Aufgabenstellung ▸
1. Mit welcher Frage an Jesus will sich der Gesetzesgelehrte im Auszug über die Rechtfertigung selbst rechtfertigen?
2. Schreiben Sie den Auszug über die Rechtfertigung im Anschluss an seinen letzten Satz weiter.

Seitenauszug ▸
______________________________

Wir haben also verschiedene Beispiele in der Bibel betrachtet die dieses Thema beleuchten. Jetzt wollen wir uns verschiedene Beispiele in der Bibel für Menschen anschauen, die sich nach dieser Rechtfertigung sehnten und wie sie darauf reagierten. Und ich möchte noch einen Punkt hinzufügen, den wir ansprechen werden: Wir sind alle sündhaft, wie es in der Schrift heißt. Es gibt also nicht eine Klasse von Menschen, die keine Rechtfertigung brauchen würde, aber es mag einige geben, die das Gefühl haben, daß sie keine Rechtfertigung benötigen. Wir sind alle sündig, aber nicht jeder spürt daß er sündig ist.

Schauen wir uns ein Beispiel in Lukas 10:25 an. In diesem Abschnitt geht es um einen Mann, einen jungen Rechtsgelehrten, der sich inbesondere mit der Frage der Rechtfertigung auseinandersetzt. Und so heißt es dann in Lukas‬10:25-28

"Und siehe, ein Gesetzesgelehrter trat auf, versuchte Ihn und sprach: Meister, was muß ich tun, um das ewige Leben zu erben? Und Er sprach zu Ihm: »Was steht im Gesetz geschrieben?« Wie liest Du? Er aber antwortete und sprach: »Du sollst den Herrn, Deinen Gott, lieben mit Deinem ganzen Herzen und mit Deiner ganzen Seele und mit Deiner ganzen Kraft und mit Deinem ganzen Denken, und Deinen Nächsten wie Dich selbst!« Er sprach zu ihm: »Du hast recht geantwortet; tue dies, so wirst Du leben!«"

Jetzt denkt der Gesetzesgelehrte wahrscheinlich, daß er sich gut geschlagen habe, und deshalb fragt er sich: "Moment mal, ich bin mir nicht sicher, ob ich wirklich alles richtig gemacht habe." Und in Vers 29 wird es dann deutlich worum es ihm wirklich ging: Lukas‬ 10:29

"Er aber wollte sich selbst rechtfertigen und sprach zu Jesus: Und wer ist mein Nächster?"

Er wollte sich also rechtfertigen und fragte Jesus: "Wer ist mein Nächster? Ich meine, das ist nicht jeder, oder? Das sind nur bestimmte Leute, nicht wahr?" Er wollte sicherstellen, daß er unschuldig war, und um das zu erreichen, versuchte er, sich zu rechtfertigen.

Das erinnert mich an ein anderes Beispiel eines jungen Mannes in Lukas 18:18, wo es heißt:

"Und es fragte ihn ein Oberster und sprach: Guter Meister, was muß ich tun, um das ewige Leben zu erben?"

______________________________

Bereitgestelltes Material ▸
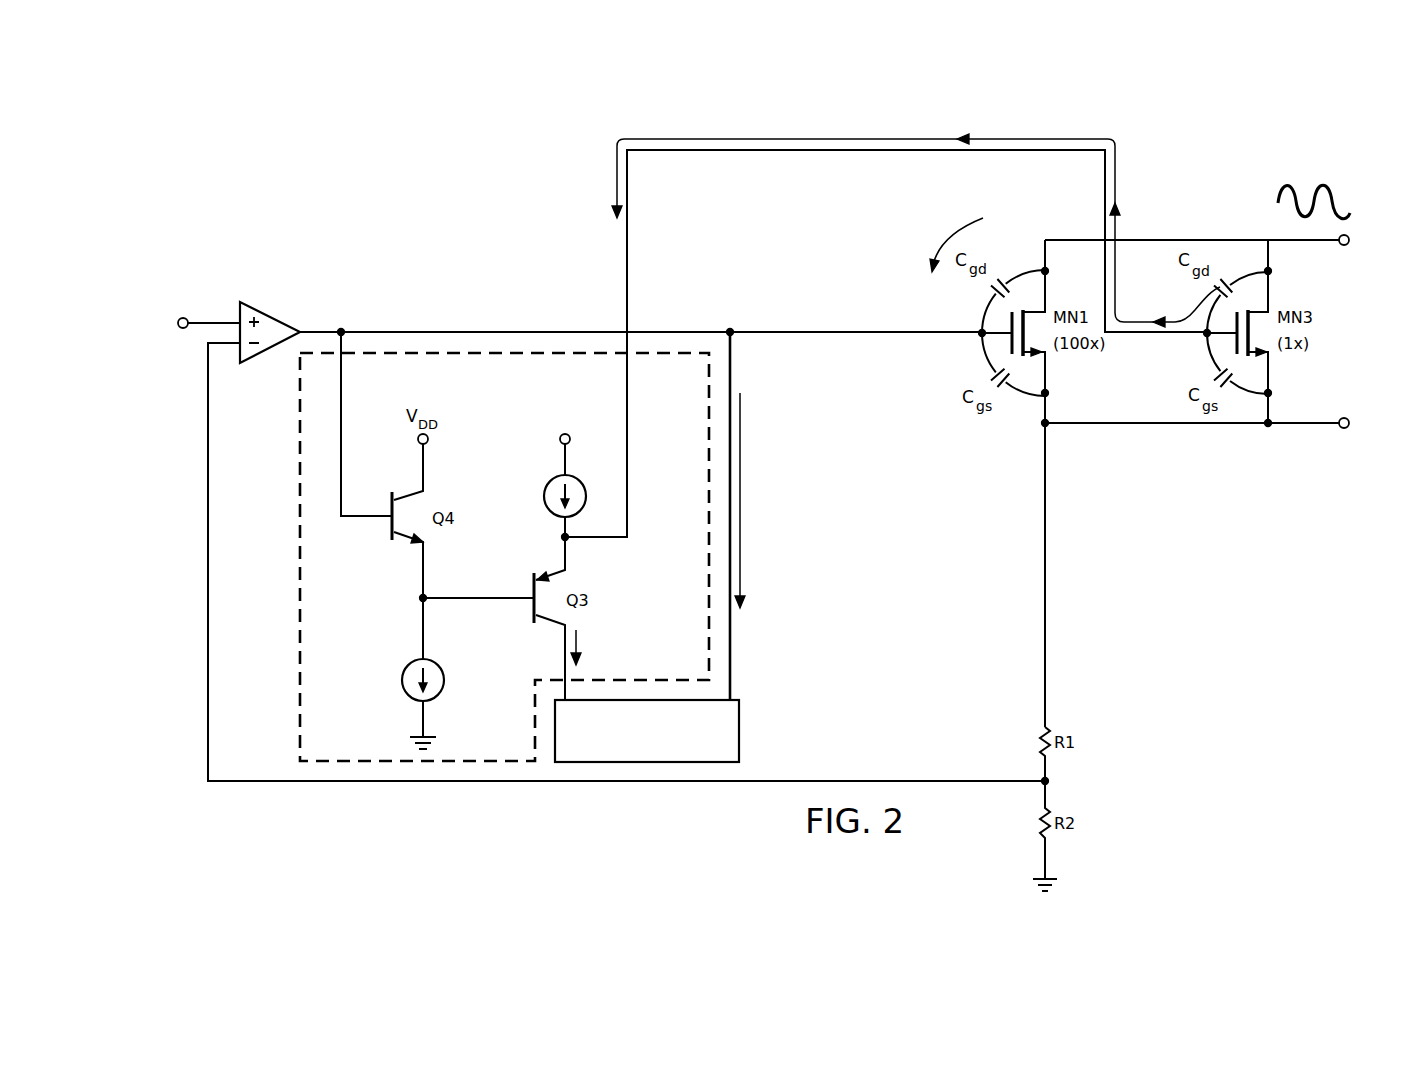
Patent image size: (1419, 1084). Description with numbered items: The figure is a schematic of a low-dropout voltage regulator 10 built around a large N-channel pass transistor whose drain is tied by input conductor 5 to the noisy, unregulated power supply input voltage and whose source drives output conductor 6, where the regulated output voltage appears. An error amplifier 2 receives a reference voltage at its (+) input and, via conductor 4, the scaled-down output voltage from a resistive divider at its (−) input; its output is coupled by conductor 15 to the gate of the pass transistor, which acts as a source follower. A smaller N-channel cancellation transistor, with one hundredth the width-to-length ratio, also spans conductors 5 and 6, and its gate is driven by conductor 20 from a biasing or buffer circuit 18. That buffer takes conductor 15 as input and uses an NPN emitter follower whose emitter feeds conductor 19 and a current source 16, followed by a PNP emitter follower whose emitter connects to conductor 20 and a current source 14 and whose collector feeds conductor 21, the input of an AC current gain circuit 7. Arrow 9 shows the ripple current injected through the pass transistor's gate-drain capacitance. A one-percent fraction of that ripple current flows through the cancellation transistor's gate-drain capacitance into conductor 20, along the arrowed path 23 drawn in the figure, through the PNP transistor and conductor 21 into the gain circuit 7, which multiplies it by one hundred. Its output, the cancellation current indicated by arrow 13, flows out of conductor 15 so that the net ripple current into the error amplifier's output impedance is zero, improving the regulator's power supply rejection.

______________________________

Die Antworten ▸
1. Er fragt Jesus: „Und wer ist mein Nächster?“

2.
Das ist genau die gleiche Frage. Lukas‬18:19-21

"Da sprach Jesus zu ihm: Was nennst Du mich gut? Niemand ist gut als Gott allein! Du kennst die Gebote: »Du sollst nicht ehebrechen! Du sollst nicht töten! Du sollst nicht stehlen! Du sollst nicht falsches Zeugnis reden! Du sollst Deinen Vater und Deine Mutter ehren!« Er aber sprach: Das alles habe ich gehalten von meiner Jugend an."

Ein interessanter Unterschied zwischen diesen beiden jungen Männern ist, daß der erste zu erkennen schien, daß er nicht das tat, was er tun sollte. Deshalb versuchte er, sich zu rechtfertigen. Irgendwie versuchte er, sich zu entschuldigen. Nun der zweite Mann jedoch glaubte tief in seinem Herzen wirklich, daß er alles tat, was Gott von ihm verlangt hat. Also kommt Jesus ein wenig näher an das Thema heran und sagt: in Lukas‬18:22,

"Als Jesus dies hörte, sprach‭ Er‭ zu ihm:‭ Eins ‭fehlt‭ Dir ‭noch:‭ Verkaufe ‭alles,‭ was Du‭ hast,‭ und‭ verteile‭ es ‭an ‭die ‭Armen, ‭so ‭wirst ‭Du‭ einen ‭Schatz ‭im ‭Himmel‭ haben,‭ und ‭komm,‭ folge‭ Mir‭ nach!‭"

Und was war die Reaktion darauf? Lukas‬ 18:23,

"Als er aber dies hörte, wurde er ganz traurig; denn er war sehr reich."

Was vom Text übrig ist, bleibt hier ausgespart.